WHAT IS ASKED – Output the material beneath this task exactly, images excluded.

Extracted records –
- - - - - - -
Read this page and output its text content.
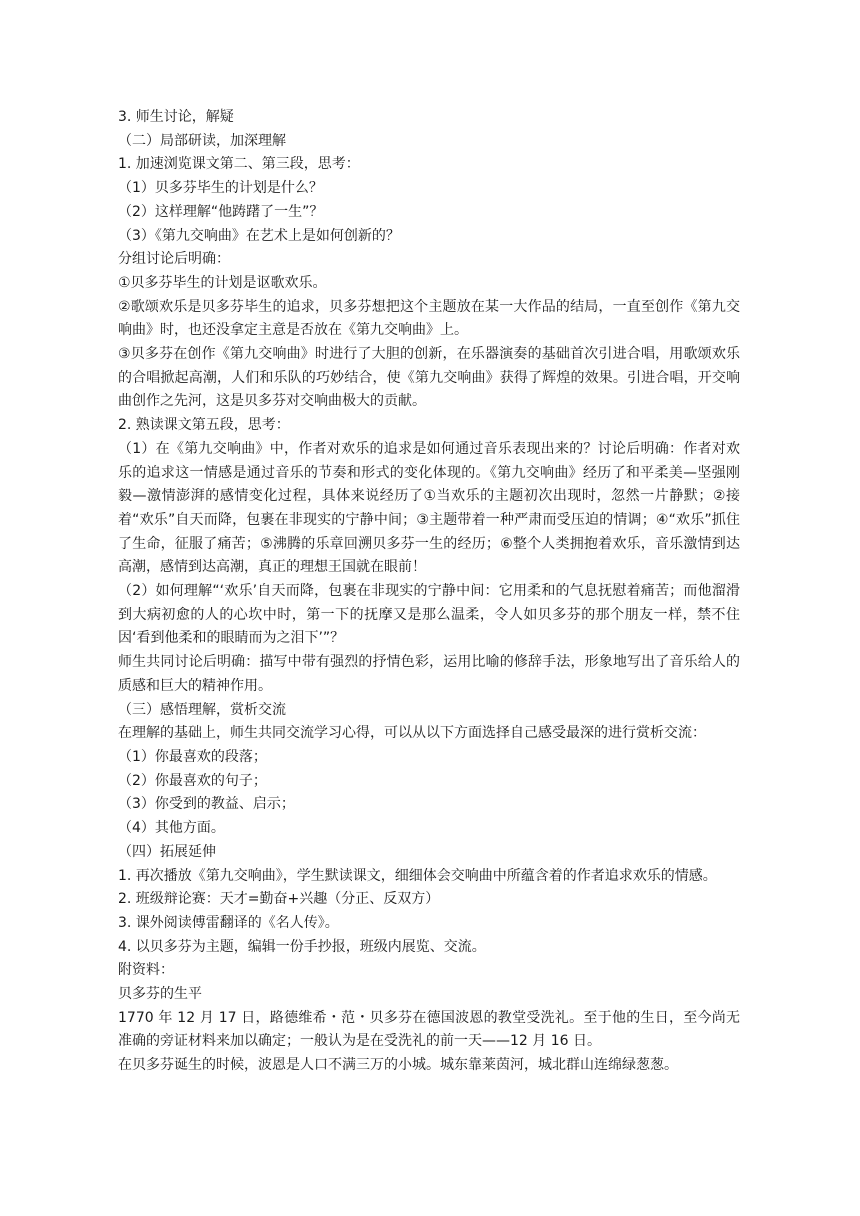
3. 师生讨论，解疑

（二）局部研读，加深理解

1. 加速浏览课文第二、第三段，思考：

（1）贝多芬毕生的计划是什么？

（2）这样理解“他踌躇了一生”？

（3）《第九交响曲》在艺术上是如何创新的？

分组讨论后明确：

①贝多芬毕生的计划是讴歌欢乐。

②歌颂欢乐是贝多芬毕生的追求，贝多芬想把这个主题放在某一大作品的结局，一直至创作《第九交响曲》时，也还没拿定主意是否放在《第九交响曲》上。

③贝多芬在创作《第九交响曲》时进行了大胆的创新，在乐器演奏的基础首次引进合唱，用歌颂欢乐的合唱掀起高潮，人们和乐队的巧妙结合，使《第九交响曲》获得了辉煌的效果。引进合唱，开交响曲创作之先河，这是贝多芬对交响曲极大的贡献。

2. 熟读课文第五段，思考：

（1）在《第九交响曲》中，作者对欢乐的追求是如何通过音乐表现出来的？讨论后明确：作者对欢乐的追求这一情感是通过音乐的节奏和形式的变化体现的。《第九交响曲》经历了和平柔美—坚强刚毅—激情澎湃的感情变化过程，具体来说经历了①当欢乐的主题初次出现时，忽然一片静默；②接着“欢乐”自天而降，包裹在非现实的宁静中间；③主题带着一种严肃而受压迫的情调；④“欢乐”抓住了生命，征服了痛苦；⑤沸腾的乐章回溯贝多芬一生的经历；⑥整个人类拥抱着欢乐，音乐激情到达高潮，感情到达高潮，真正的理想王国就在眼前！

（2）如何理解“‘欢乐’自天而降，包裹在非现实的宁静中间：它用柔和的气息抚慰着痛苦；而他溜滑到大病初愈的人的心坎中时，第一下的抚摩又是那么温柔，令人如贝多芬的那个朋友一样，禁不住因‘看到他柔和的眼睛而为之泪下’”？

师生共同讨论后明确：描写中带有强烈的抒情色彩，运用比喻的修辞手法，形象地写出了音乐给人的质感和巨大的精神作用。

（三）感悟理解，赏析交流

在理解的基础上，师生共同交流学习心得，可以从以下方面选择自己感受最深的进行赏析交流：

（1）你最喜欢的段落；

（2）你最喜欢的句子；

（3）你受到的教益、启示；

（4）其他方面。

（四）拓展延伸

1. 再次播放《第九交响曲》，学生默读课文，细细体会交响曲中所蕴含着的作者追求欢乐的情感。

2. 班级辩论赛：天才=勤奋+兴趣（分正、反双方）

3. 课外阅读傅雷翻译的《名人传》。

4. 以贝多芬为主题，编辑一份手抄报，班级内展览、交流。

附资料：

贝多芬的生平

1770 年 12 月 17 日，路德维希・范・贝多芬在德国波恩的教堂受洗礼。至于他的生日，至今尚无准确的旁证材料来加以确定；一般认为是在受洗礼的前一天——12 月 16 日。

在贝多芬诞生的时候，波恩是人口不满三万的小城。城东靠莱茵河，城北群山连绵绿葱葱。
- - - - - - -
TASK ANSWER –
Read this page and output its text content.
3. 师生讨论，解疑

（二）局部研读，加深理解

1. 加速浏览课文第二、第三段，思考：

（1）贝多芬毕生的计划是什么？

（2）这样理解“他踌躇了一生”？

（3）《第九交响曲》在艺术上是如何创新的？

分组讨论后明确：

①贝多芬毕生的计划是讴歌欢乐。

②歌颂欢乐是贝多芬毕生的追求，贝多芬想把这个主题放在某一大作品的结局，一直至创作《第九交响曲》时，也还没拿定主意是否放在《第九交响曲》上。

③贝多芬在创作《第九交响曲》时进行了大胆的创新，在乐器演奏的基础首次引进合唱，用歌颂欢乐的合唱掀起高潮，人们和乐队的巧妙结合，使《第九交响曲》获得了辉煌的效果。引进合唱，开交响曲创作之先河，这是贝多芬对交响曲极大的贡献。

2. 熟读课文第五段，思考：

（1）在《第九交响曲》中，作者对欢乐的追求是如何通过音乐表现出来的？讨论后明确：作者对欢乐的追求这一情感是通过音乐的节奏和形式的变化体现的。《第九交响曲》经历了和平柔美—坚强刚毅—激情澎湃的感情变化过程，具体来说经历了①当欢乐的主题初次出现时，忽然一片静默；②接着“欢乐”自天而降，包裹在非现实的宁静中间；③主题带着一种严肃而受压迫的情调；④“欢乐”抓住了生命，征服了痛苦；⑤沸腾的乐章回溯贝多芬一生的经历；⑥整个人类拥抱着欢乐，音乐激情到达高潮，感情到达高潮，真正的理想王国就在眼前！

（2）如何理解“‘欢乐’自天而降，包裹在非现实的宁静中间：它用柔和的气息抚慰着痛苦；而他溜滑到大病初愈的人的心坎中时，第一下的抚摩又是那么温柔，令人如贝多芬的那个朋友一样，禁不住因‘看到他柔和的眼睛而为之泪下’”？

师生共同讨论后明确：描写中带有强烈的抒情色彩，运用比喻的修辞手法，形象地写出了音乐给人的质感和巨大的精神作用。

（三）感悟理解，赏析交流

在理解的基础上，师生共同交流学习心得，可以从以下方面选择自己感受最深的进行赏析交流：

（1）你最喜欢的段落；

（2）你最喜欢的句子；

（3）你受到的教益、启示；

（4）其他方面。

（四）拓展延伸

1. 再次播放《第九交响曲》，学生默读课文，细细体会交响曲中所蕴含着的作者追求欢乐的情感。

2. 班级辩论赛：天才=勤奋+兴趣（分正、反双方）

3. 课外阅读傅雷翻译的《名人传》。

4. 以贝多芬为主题，编辑一份手抄报，班级内展览、交流。

附资料：

贝多芬的生平

1770 年 12 月 17 日，路德维希・范・贝多芬在德国波恩的教堂受洗礼。至于他的生日，至今尚无准确的旁证材料来加以确定；一般认为是在受洗礼的前一天——12 月 16 日。

在贝多芬诞生的时候，波恩是人口不满三万的小城。城东靠莱茵河，城北群山连绵绿葱葱。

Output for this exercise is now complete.